-- Input material start --
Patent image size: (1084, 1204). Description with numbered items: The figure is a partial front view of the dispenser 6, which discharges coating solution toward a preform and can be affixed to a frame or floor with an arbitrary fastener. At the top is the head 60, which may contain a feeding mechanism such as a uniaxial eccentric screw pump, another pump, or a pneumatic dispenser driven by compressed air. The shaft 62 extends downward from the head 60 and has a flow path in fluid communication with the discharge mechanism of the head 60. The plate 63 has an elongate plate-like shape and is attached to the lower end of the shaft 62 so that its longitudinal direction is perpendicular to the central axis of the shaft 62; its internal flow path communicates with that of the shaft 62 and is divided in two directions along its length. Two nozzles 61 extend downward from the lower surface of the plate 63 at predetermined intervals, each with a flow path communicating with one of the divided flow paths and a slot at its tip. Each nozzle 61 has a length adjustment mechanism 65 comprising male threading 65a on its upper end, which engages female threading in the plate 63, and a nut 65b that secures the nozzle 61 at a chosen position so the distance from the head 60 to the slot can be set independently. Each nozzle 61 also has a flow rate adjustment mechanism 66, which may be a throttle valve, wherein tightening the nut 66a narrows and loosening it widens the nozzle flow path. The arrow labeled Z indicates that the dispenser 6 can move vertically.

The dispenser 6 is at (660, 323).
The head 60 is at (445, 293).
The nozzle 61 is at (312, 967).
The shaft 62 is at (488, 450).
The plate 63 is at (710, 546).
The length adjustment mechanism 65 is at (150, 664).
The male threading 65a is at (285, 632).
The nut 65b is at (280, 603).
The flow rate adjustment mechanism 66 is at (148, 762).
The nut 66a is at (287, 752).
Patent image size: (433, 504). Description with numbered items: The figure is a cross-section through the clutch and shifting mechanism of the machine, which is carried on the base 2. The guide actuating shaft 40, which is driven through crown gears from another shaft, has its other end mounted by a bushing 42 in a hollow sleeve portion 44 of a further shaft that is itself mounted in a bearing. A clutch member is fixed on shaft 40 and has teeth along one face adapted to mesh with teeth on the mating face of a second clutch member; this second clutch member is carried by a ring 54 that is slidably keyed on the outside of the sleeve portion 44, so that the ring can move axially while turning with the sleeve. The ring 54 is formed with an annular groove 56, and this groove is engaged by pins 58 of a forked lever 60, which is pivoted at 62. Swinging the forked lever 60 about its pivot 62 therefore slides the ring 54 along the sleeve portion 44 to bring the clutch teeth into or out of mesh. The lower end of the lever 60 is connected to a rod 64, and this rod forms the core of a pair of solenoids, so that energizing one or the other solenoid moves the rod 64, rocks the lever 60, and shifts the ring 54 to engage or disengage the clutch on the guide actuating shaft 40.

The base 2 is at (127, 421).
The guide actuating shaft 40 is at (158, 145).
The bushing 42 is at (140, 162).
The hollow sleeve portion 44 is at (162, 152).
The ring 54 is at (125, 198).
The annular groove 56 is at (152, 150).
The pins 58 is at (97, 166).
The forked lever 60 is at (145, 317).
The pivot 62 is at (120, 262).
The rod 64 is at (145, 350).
-- Input material end --
== Direction ==
Convert every line of the records above into a Markdown table with the columns "Row" and "Content", numbering the rows and omitting blank lines.

== Exercise output ==
| Row | Content |
|---|---|
| 1 | Patent image size: (1084, 1204). Description with numbered items: The figure is a partial front view of the dispenser 6, which discharges coating solution toward a preform and can be affixed to a frame or floor with an arbitrary fastener. At the top is the head 60, which may contain a feeding mechanism such as a uniaxial eccentric screw pump, another pump, or a pneumatic dispenser driven by compressed air. The shaft 62 extends downward from the head 60 and has a flow path in fluid communication with the discharge mechanism of the head 60. The plate 63 has an elongate plate-like shape and is attached to the lower end of the shaft 62 so that its longitudinal direction is perpendicular to the central axis of the shaft 62; its internal flow path communicates with that of the shaft 62 and is divided in two directions along its length. Two nozzles 61 extend downward from the lower surface of the plate 63 at predetermined intervals, each with a flow path communicating with one of the divided flow paths and a slot at its tip. Each nozzle 61 has a length adjustment mechanism 65 comprising male threading 65a on its upper end, which engages female threading in the plate 63, and a nut 65b that secures the nozzle 61 at a chosen position so the distance from the head 60 to the slot can be set independently. Each nozzle 61 also has a flow rate adjustment mechanism 66, which may be a throttle valve, wherein tightening the nut 66a narrows and loosening it widens the nozzle flow path. The arrow labeled Z indicates that the dispenser 6 can move vertically. |
| 2 | The dispenser 6 is at (660, 323). |
| 3 | The head 60 is at (445, 293). |
| 4 | The nozzle 61 is at (312, 967). |
| 5 | The shaft 62 is at (488, 450). |
| 6 | The plate 63 is at (710, 546). |
| 7 | The length adjustment mechanism 65 is at (150, 664). |
| 8 | The male threading 65a is at (285, 632). |
| 9 | The nut 65b is at (280, 603). |
| 10 | The flow rate adjustment mechanism 66 is at (148, 762). |
| 11 | The nut 66a is at (287, 752). |
| 12 | Patent image size: (433, 504). Description with numbered items: The figure is a cross-section through the clutch and shifting mechanism of the machine, which is carried on the base 2. The guide actuating shaft 40, which is driven through crown gears from another shaft, has its other end mounted by a bushing 42 in a hollow sleeve portion 44 of a further shaft that is itself mounted in a bearing. A clutch member is fixed on shaft 40 and has teeth along one face adapted to mesh with teeth on the mating face of a second clutch member; this second clutch member is carried by a ring 54 that is slidably keyed on the outside of the sleeve portion 44, so that the ring can move axially while turning with the sleeve. The ring 54 is formed with an annular groove 56, and this groove is engaged by pins 58 of a forked lever 60, which is pivoted at 62. Swinging the forked lever 60 about its pivot 62 therefore slides the ring 54 along the sleeve portion 44 to bring the clutch teeth into or out of mesh. The lower end of the lever 60 is connected to a rod 64, and this rod forms the core of a pair of solenoids, so that energizing one or the other solenoid moves the rod 64, rocks the lever 60, and shifts the ring 54 to engage or disengage the clutch on the guide actuating shaft 40. |
| 13 | The base 2 is at (127, 421). |
| 14 | The guide actuating shaft 40 is at (158, 145). |
| 15 | The bushing 42 is at (140, 162). |
| 16 | The hollow sleeve portion 44 is at (162, 152). |
| 17 | The ring 54 is at (125, 198). |
| 18 | The annular groove 56 is at (152, 150). |
| 19 | The pins 58 is at (97, 166). |
| 20 | The forked lever 60 is at (145, 317). |
| 21 | The pivot 62 is at (120, 262). |
| 22 | The rod 64 is at (145, 350). |